» RAW DATA
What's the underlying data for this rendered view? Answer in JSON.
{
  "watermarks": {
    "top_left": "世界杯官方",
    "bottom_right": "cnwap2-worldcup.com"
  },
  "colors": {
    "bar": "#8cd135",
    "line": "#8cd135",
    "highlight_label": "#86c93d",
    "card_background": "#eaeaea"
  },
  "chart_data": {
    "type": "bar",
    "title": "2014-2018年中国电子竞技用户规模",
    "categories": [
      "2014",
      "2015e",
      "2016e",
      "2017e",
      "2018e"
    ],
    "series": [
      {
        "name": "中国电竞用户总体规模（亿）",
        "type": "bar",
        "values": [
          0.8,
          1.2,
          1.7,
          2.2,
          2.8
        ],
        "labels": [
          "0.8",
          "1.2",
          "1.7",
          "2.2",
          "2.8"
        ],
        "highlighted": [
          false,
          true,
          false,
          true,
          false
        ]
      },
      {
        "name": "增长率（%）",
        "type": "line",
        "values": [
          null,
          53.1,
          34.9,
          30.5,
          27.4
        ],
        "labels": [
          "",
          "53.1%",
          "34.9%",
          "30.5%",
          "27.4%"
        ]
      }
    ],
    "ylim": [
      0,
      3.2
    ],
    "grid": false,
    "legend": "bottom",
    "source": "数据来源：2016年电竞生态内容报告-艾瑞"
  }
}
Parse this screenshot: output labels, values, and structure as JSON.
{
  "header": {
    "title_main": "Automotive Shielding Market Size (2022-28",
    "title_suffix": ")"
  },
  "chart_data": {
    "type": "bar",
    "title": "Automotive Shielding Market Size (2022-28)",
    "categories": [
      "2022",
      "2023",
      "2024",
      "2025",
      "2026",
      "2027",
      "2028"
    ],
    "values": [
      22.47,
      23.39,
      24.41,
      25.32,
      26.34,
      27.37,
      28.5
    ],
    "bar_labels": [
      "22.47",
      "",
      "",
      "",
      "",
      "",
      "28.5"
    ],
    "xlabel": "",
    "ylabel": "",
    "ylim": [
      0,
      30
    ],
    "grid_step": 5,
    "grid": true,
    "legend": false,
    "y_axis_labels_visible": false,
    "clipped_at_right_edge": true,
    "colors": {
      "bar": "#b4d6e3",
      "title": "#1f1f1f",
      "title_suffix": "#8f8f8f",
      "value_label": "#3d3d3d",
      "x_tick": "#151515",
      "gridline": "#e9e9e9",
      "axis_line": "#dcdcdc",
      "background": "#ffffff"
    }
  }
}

» EXERCISE
Output the complete data exactly as written.

» ANSWER TO THE TASK
What's the underlying data for this rendered view? Answer in JSON.
{
  "watermarks": {
    "top_left": "世界杯官方",
    "bottom_right": "cnwap2-worldcup.com"
  },
  "colors": {
    "bar": "#8cd135",
    "line": "#8cd135",
    "highlight_label": "#86c93d",
    "card_background": "#eaeaea"
  },
  "chart_data": {
    "type": "bar",
    "title": "2014-2018年中国电子竞技用户规模",
    "categories": [
      "2014",
      "2015e",
      "2016e",
      "2017e",
      "2018e"
    ],
    "series": [
      {
        "name": "中国电竞用户总体规模（亿）",
        "type": "bar",
        "values": [
          0.8,
          1.2,
          1.7,
          2.2,
          2.8
        ],
        "labels": [
          "0.8",
          "1.2",
          "1.7",
          "2.2",
          "2.8"
        ],
        "highlighted": [
          false,
          true,
          false,
          true,
          false
        ]
      },
      {
        "name": "增长率（%）",
        "type": "line",
        "values": [
          null,
          53.1,
          34.9,
          30.5,
          27.4
        ],
        "labels": [
          "",
          "53.1%",
          "34.9%",
          "30.5%",
          "27.4%"
        ]
      }
    ],
    "ylim": [
      0,
      3.2
    ],
    "grid": false,
    "legend": "bottom",
    "source": "数据来源：2016年电竞生态内容报告-艾瑞"
  }
}
Parse this screenshot: output labels, values, and structure as JSON.
{
  "header": {
    "title_main": "Automotive Shielding Market Size (2022-28",
    "title_suffix": ")"
  },
  "chart_data": {
    "type": "bar",
    "title": "Automotive Shielding Market Size (2022-28)",
    "categories": [
      "2022",
      "2023",
      "2024",
      "2025",
      "2026",
      "2027",
      "2028"
    ],
    "values": [
      22.47,
      23.39,
      24.41,
      25.32,
      26.34,
      27.37,
      28.5
    ],
    "bar_labels": [
      "22.47",
      "",
      "",
      "",
      "",
      "",
      "28.5"
    ],
    "xlabel": "",
    "ylabel": "",
    "ylim": [
      0,
      30
    ],
    "grid_step": 5,
    "grid": true,
    "legend": false,
    "y_axis_labels_visible": false,
    "clipped_at_right_edge": true,
    "colors": {
      "bar": "#b4d6e3",
      "title": "#1f1f1f",
      "title_suffix": "#8f8f8f",
      "value_label": "#3d3d3d",
      "x_tick": "#151515",
      "gridline": "#e9e9e9",
      "axis_line": "#dcdcdc",
      "background": "#ffffff"
    }
  }
}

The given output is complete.